%%

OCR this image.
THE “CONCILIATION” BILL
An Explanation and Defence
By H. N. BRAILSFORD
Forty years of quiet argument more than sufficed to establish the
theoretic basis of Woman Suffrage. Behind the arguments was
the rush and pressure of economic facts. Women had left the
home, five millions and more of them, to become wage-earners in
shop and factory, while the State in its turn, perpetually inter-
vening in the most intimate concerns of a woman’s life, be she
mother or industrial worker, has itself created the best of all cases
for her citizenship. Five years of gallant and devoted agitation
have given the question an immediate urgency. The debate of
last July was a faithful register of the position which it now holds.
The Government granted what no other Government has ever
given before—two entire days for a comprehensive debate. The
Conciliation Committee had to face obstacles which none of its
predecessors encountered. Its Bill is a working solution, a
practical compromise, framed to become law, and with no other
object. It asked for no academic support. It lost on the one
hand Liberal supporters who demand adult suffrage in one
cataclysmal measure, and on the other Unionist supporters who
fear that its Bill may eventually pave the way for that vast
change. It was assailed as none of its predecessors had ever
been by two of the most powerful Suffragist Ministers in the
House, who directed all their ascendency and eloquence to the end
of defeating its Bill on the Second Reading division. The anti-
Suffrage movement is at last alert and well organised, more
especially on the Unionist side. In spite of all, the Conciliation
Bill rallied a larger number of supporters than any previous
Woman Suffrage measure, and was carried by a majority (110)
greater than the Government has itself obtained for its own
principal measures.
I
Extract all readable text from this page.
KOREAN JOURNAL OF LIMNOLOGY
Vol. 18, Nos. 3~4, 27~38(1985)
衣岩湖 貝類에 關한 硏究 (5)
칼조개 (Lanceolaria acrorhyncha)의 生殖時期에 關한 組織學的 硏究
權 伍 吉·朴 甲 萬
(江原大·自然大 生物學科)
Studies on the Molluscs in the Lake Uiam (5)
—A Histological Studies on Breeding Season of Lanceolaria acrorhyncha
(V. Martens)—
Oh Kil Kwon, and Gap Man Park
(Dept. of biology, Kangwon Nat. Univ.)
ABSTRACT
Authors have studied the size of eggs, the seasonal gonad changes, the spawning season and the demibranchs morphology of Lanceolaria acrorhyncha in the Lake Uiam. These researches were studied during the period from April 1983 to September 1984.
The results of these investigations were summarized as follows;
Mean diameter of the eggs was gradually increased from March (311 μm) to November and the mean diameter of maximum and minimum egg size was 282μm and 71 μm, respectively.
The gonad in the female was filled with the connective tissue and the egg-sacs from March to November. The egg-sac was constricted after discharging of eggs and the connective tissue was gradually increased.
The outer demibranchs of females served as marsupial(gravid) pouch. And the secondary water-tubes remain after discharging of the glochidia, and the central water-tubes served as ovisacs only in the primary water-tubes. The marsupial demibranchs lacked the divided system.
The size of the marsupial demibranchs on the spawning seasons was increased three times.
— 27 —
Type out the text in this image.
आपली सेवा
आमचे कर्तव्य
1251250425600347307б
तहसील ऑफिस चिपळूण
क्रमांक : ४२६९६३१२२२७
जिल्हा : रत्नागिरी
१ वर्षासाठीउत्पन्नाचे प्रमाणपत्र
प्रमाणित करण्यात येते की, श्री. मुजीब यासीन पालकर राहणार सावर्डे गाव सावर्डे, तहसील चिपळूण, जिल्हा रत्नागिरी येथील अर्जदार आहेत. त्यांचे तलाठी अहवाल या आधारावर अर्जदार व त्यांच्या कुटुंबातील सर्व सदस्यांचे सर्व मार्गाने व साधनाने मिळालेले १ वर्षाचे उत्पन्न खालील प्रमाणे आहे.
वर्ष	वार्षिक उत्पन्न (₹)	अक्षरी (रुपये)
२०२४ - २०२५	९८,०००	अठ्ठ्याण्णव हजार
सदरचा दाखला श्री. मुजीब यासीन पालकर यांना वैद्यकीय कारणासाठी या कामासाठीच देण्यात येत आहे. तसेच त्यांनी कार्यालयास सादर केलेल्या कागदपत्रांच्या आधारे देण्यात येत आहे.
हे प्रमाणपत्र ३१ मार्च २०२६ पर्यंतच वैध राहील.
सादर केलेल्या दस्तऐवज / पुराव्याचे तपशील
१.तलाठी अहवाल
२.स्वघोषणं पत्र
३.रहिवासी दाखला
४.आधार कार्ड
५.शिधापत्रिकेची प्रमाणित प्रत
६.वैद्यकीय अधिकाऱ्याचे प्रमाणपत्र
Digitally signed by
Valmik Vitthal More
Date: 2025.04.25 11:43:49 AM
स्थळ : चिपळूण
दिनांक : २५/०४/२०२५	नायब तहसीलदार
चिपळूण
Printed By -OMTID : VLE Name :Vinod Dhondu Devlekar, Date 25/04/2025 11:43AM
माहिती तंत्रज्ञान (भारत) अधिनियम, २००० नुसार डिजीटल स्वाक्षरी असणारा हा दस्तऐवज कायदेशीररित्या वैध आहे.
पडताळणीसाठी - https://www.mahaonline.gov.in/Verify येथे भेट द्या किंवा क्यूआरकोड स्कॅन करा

%%

§ Your task: Return the listing above in its exact form.

§ Result of this task:
OCR this image.
THE “CONCILIATION” BILL
An Explanation and Defence
By H. N. BRAILSFORD
Forty years of quiet argument more than sufficed to establish the
theoretic basis of Woman Suffrage. Behind the arguments was
the rush and pressure of economic facts. Women had left the
home, five millions and more of them, to become wage-earners in
shop and factory, while the State in its turn, perpetually inter-
vening in the most intimate concerns of a woman’s life, be she
mother or industrial worker, has itself created the best of all cases
for her citizenship. Five years of gallant and devoted agitation
have given the question an immediate urgency. The debate of
last July was a faithful register of the position which it now holds.
The Government granted what no other Government has ever
given before—two entire days for a comprehensive debate. The
Conciliation Committee had to face obstacles which none of its
predecessors encountered. Its Bill is a working solution, a
practical compromise, framed to become law, and with no other
object. It asked for no academic support. It lost on the one
hand Liberal supporters who demand adult suffrage in one
cataclysmal measure, and on the other Unionist supporters who
fear that its Bill may eventually pave the way for that vast
change. It was assailed as none of its predecessors had ever
been by two of the most powerful Suffragist Ministers in the
House, who directed all their ascendency and eloquence to the end
of defeating its Bill on the Second Reading division. The anti-
Suffrage movement is at last alert and well organised, more
especially on the Unionist side. In spite of all, the Conciliation
Bill rallied a larger number of supporters than any previous
Woman Suffrage measure, and was carried by a majority (110)
greater than the Government has itself obtained for its own
principal measures.
I
Extract all readable text from this page.
KOREAN JOURNAL OF LIMNOLOGY
Vol. 18, Nos. 3~4, 27~38(1985)
衣岩湖 貝類에 關한 硏究 (5)
칼조개 (Lanceolaria acrorhyncha)의 生殖時期에 關한 組織學的 硏究
權 伍 吉·朴 甲 萬
(江原大·自然大 生物學科)
Studies on the Molluscs in the Lake Uiam (5)
—A Histological Studies on Breeding Season of Lanceolaria acrorhyncha
(V. Martens)—
Oh Kil Kwon, and Gap Man Park
(Dept. of biology, Kangwon Nat. Univ.)
ABSTRACT
Authors have studied the size of eggs, the seasonal gonad changes, the spawning season and the demibranchs morphology of Lanceolaria acrorhyncha in the Lake Uiam. These researches were studied during the period from April 1983 to September 1984.
The results of these investigations were summarized as follows;
Mean diameter of the eggs was gradually increased from March (311 μm) to November and the mean diameter of maximum and minimum egg size was 282μm and 71 μm, respectively.
The gonad in the female was filled with the connective tissue and the egg-sacs from March to November. The egg-sac was constricted after discharging of eggs and the connective tissue was gradually increased.
The outer demibranchs of females served as marsupial(gravid) pouch. And the secondary water-tubes remain after discharging of the glochidia, and the central water-tubes served as ovisacs only in the primary water-tubes. The marsupial demibranchs lacked the divided system.
The size of the marsupial demibranchs on the spawning seasons was increased three times.
— 27 —
Type out the text in this image.
आपली सेवा
आमचे कर्तव्य
1251250425600347307б
तहसील ऑफिस चिपळूण
क्रमांक : ४२६९६३१२२२७
जिल्हा : रत्नागिरी
१ वर्षासाठीउत्पन्नाचे प्रमाणपत्र
प्रमाणित करण्यात येते की, श्री. मुजीब यासीन पालकर राहणार सावर्डे गाव सावर्डे, तहसील चिपळूण, जिल्हा रत्नागिरी येथील अर्जदार आहेत. त्यांचे तलाठी अहवाल या आधारावर अर्जदार व त्यांच्या कुटुंबातील सर्व सदस्यांचे सर्व मार्गाने व साधनाने मिळालेले १ वर्षाचे उत्पन्न खालील प्रमाणे आहे.
वर्ष	वार्षिक उत्पन्न (₹)	अक्षरी (रुपये)
२०२४ - २०२५	९८,०००	अठ्ठ्याण्णव हजार
सदरचा दाखला श्री. मुजीब यासीन पालकर यांना वैद्यकीय कारणासाठी या कामासाठीच देण्यात येत आहे. तसेच त्यांनी कार्यालयास सादर केलेल्या कागदपत्रांच्या आधारे देण्यात येत आहे.
हे प्रमाणपत्र ३१ मार्च २०२६ पर्यंतच वैध राहील.
सादर केलेल्या दस्तऐवज / पुराव्याचे तपशील
१.तलाठी अहवाल
२.स्वघोषणं पत्र
३.रहिवासी दाखला
४.आधार कार्ड
५.शिधापत्रिकेची प्रमाणित प्रत
६.वैद्यकीय अधिकाऱ्याचे प्रमाणपत्र
Digitally signed by
Valmik Vitthal More
Date: 2025.04.25 11:43:49 AM
स्थळ : चिपळूण
दिनांक : २५/०४/२०२५	नायब तहसीलदार
चिपळूण
Printed By -OMTID : VLE Name :Vinod Dhondu Devlekar, Date 25/04/2025 11:43AM
माहिती तंत्रज्ञान (भारत) अधिनियम, २००० नुसार डिजीटल स्वाक्षरी असणारा हा दस्तऐवज कायदेशीररित्या वैध आहे.
पडताळणीसाठी - https://www.mahaonline.gov.in/Verify येथे भेट द्या किंवा क्यूआरकोड स्कॅन करा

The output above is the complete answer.